Task: Restate the entries below word for word, omitting nothing.

Data for processing:
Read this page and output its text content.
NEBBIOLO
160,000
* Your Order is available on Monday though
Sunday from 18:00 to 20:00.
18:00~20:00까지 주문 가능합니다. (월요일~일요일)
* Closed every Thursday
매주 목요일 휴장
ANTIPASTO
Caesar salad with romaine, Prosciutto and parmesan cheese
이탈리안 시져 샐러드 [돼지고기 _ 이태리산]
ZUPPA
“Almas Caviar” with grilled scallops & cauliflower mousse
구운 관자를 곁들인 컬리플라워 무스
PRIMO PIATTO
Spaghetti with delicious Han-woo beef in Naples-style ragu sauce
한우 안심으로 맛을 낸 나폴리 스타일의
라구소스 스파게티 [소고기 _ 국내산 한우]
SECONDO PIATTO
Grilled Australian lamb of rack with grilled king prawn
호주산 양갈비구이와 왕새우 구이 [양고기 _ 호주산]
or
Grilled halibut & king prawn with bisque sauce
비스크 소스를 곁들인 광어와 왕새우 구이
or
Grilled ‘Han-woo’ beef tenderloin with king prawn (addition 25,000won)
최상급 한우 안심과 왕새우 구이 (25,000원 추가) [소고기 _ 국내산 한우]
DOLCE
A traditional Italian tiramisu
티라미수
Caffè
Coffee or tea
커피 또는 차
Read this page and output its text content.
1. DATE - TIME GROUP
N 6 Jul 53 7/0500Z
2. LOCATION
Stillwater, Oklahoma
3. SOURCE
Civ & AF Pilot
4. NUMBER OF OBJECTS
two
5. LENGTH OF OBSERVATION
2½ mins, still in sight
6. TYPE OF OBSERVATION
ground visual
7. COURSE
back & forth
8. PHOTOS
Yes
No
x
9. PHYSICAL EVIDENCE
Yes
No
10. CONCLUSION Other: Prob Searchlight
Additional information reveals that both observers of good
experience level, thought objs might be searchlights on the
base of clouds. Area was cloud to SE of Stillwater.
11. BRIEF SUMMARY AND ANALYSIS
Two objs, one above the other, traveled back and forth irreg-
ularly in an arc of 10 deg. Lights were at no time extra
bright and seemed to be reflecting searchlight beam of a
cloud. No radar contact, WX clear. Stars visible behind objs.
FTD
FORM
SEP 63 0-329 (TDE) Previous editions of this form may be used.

Exercise solution:
Read this page and output its text content.
NEBBIOLO
160,000
* Your Order is available on Monday though
Sunday from 18:00 to 20:00.
18:00~20:00까지 주문 가능합니다. (월요일~일요일)
* Closed every Thursday
매주 목요일 휴장
ANTIPASTO
Caesar salad with romaine, Prosciutto and parmesan cheese
이탈리안 시져 샐러드 [돼지고기 _ 이태리산]
ZUPPA
“Almas Caviar” with grilled scallops & cauliflower mousse
구운 관자를 곁들인 컬리플라워 무스
PRIMO PIATTO
Spaghetti with delicious Han-woo beef in Naples-style ragu sauce
한우 안심으로 맛을 낸 나폴리 스타일의
라구소스 스파게티 [소고기 _ 국내산 한우]
SECONDO PIATTO
Grilled Australian lamb of rack with grilled king prawn
호주산 양갈비구이와 왕새우 구이 [양고기 _ 호주산]
or
Grilled halibut & king prawn with bisque sauce
비스크 소스를 곁들인 광어와 왕새우 구이
or
Grilled ‘Han-woo’ beef tenderloin with king prawn (addition 25,000won)
최상급 한우 안심과 왕새우 구이 (25,000원 추가) [소고기 _ 국내산 한우]
DOLCE
A traditional Italian tiramisu
티라미수
Caffè
Coffee or tea
커피 또는 차
Read this page and output its text content.
1. DATE - TIME GROUP
N 6 Jul 53 7/0500Z
2. LOCATION
Stillwater, Oklahoma
3. SOURCE
Civ & AF Pilot
4. NUMBER OF OBJECTS
two
5. LENGTH OF OBSERVATION
2½ mins, still in sight
6. TYPE OF OBSERVATION
ground visual
7. COURSE
back & forth
8. PHOTOS
Yes
No
x
9. PHYSICAL EVIDENCE
Yes
No
10. CONCLUSION Other: Prob Searchlight
Additional information reveals that both observers of good
experience level, thought objs might be searchlights on the
base of clouds. Area was cloud to SE of Stillwater.
11. BRIEF SUMMARY AND ANALYSIS
Two objs, one above the other, traveled back and forth irreg-
ularly in an arc of 10 deg. Lights were at no time extra
bright and seemed to be reflecting searchlight beam of a
cloud. No radar contact, WX clear. Stars visible behind objs.
FTD
FORM
SEP 63 0-329 (TDE) Previous editions of this form may be used.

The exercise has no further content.